> _Supplied data_:
#####
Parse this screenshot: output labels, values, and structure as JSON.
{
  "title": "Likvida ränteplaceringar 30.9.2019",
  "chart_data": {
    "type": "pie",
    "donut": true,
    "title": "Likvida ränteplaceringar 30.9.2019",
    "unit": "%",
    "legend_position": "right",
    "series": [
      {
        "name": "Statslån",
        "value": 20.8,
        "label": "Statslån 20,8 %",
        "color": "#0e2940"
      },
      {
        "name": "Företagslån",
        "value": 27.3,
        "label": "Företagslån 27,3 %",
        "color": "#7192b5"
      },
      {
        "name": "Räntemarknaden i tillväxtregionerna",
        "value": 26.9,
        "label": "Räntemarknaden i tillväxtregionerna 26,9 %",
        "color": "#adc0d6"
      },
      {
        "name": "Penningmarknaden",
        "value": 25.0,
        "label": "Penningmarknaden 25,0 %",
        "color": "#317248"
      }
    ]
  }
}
#####
> _Objective_:
Select all lines with the word "Räntemarknaden" from the entries above.

> _In response_:
        "name": "Räntemarknaden i tillväxtregionerna",
        "label": "Räntemarknaden i tillväxtregionerna 26,9 %",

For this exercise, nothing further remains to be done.